Copy nothing but the stretch that opens with the line containing "What's the underlying" and closes with the line containing "What data populates". Keep pictures out.

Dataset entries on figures
....

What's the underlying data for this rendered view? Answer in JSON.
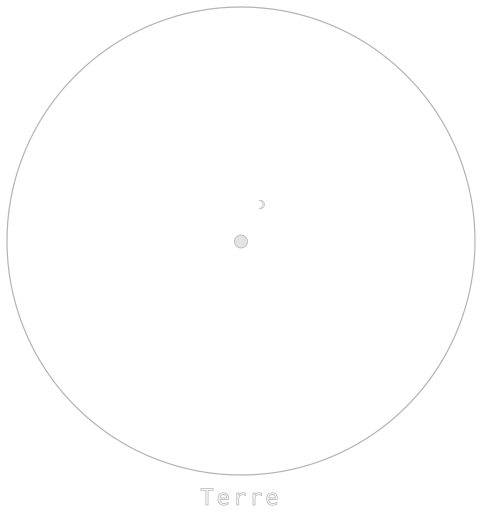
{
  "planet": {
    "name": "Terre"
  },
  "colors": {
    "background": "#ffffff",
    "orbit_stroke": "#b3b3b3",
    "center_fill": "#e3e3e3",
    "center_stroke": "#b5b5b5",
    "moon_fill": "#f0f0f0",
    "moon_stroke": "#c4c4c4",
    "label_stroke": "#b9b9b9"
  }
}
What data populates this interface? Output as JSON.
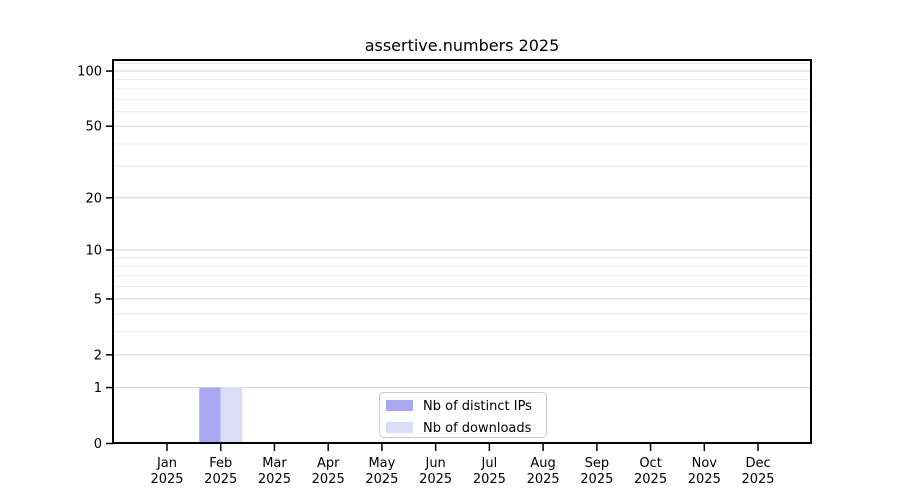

....

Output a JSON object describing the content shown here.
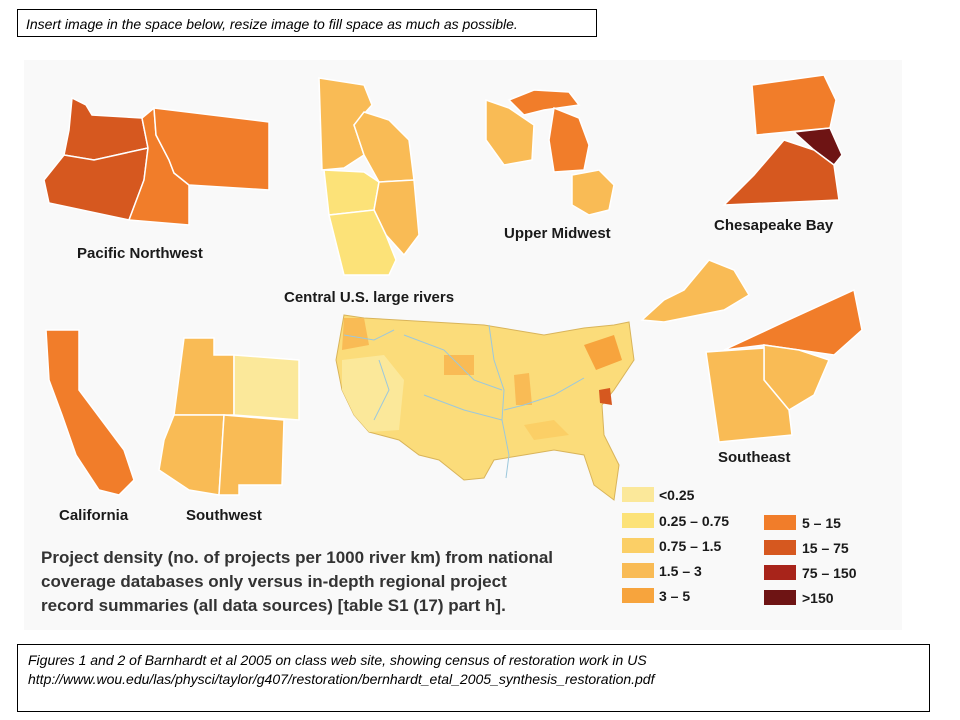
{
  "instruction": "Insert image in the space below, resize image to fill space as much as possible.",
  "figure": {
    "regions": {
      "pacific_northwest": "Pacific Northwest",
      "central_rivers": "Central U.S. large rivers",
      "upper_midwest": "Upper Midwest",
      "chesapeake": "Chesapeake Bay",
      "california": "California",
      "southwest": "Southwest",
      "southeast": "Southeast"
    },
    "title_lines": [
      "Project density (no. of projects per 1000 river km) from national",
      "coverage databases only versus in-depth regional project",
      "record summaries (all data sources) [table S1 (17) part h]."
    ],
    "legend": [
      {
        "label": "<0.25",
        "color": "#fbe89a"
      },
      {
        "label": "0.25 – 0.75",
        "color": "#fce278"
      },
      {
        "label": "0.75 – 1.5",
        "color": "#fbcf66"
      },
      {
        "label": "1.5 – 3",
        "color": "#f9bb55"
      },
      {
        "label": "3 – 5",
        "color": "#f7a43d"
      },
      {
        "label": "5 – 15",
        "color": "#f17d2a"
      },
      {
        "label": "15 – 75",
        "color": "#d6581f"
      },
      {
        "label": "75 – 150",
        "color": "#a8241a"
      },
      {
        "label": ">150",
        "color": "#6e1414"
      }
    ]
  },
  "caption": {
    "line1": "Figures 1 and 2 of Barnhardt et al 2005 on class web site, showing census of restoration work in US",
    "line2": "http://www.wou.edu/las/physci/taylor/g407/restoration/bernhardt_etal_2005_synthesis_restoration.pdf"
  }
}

....

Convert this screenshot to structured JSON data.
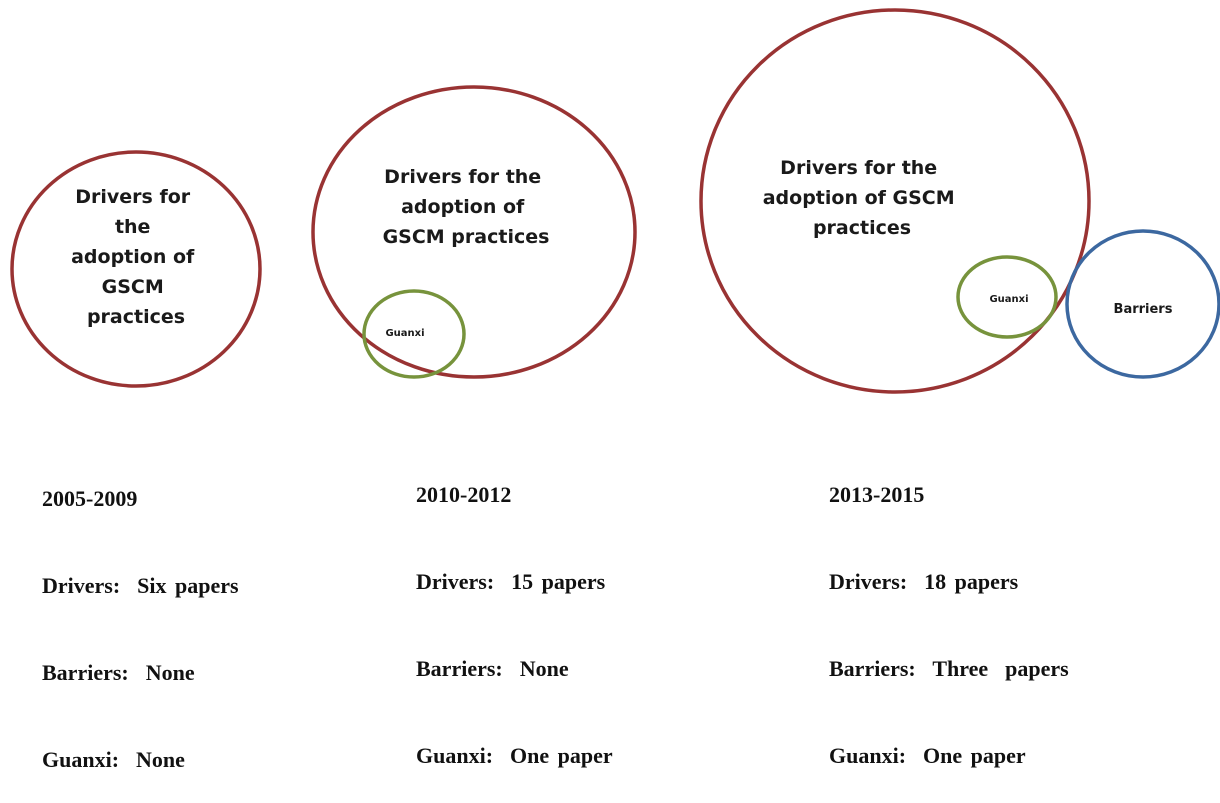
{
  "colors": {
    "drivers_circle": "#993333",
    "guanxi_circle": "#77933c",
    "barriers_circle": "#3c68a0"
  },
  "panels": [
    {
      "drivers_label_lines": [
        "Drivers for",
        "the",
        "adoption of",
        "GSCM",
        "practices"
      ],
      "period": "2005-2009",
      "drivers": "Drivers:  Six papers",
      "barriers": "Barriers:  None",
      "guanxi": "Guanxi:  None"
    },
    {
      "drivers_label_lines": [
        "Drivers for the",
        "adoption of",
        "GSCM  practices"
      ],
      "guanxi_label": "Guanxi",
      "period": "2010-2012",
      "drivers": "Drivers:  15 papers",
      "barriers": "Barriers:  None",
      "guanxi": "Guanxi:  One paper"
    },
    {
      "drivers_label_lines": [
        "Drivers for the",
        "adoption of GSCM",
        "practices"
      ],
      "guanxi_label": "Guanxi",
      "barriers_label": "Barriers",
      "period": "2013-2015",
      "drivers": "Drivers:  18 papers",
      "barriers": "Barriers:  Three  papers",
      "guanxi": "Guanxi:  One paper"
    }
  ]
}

....

• TASK RESPONSE:
What's the underlying data for this rendered view? Answer in JSON.
{
  "planet": {
    "name": "Terre"
  },
  "colors": {
    "background": "#ffffff",
    "orbit_stroke": "#b3b3b3",
    "center_fill": "#e3e3e3",
    "center_stroke": "#b5b5b5",
    "moon_fill": "#f0f0f0",
    "moon_stroke": "#c4c4c4",
    "label_stroke": "#b9b9b9"
  }
}
What data populates this interface? Output as JSON.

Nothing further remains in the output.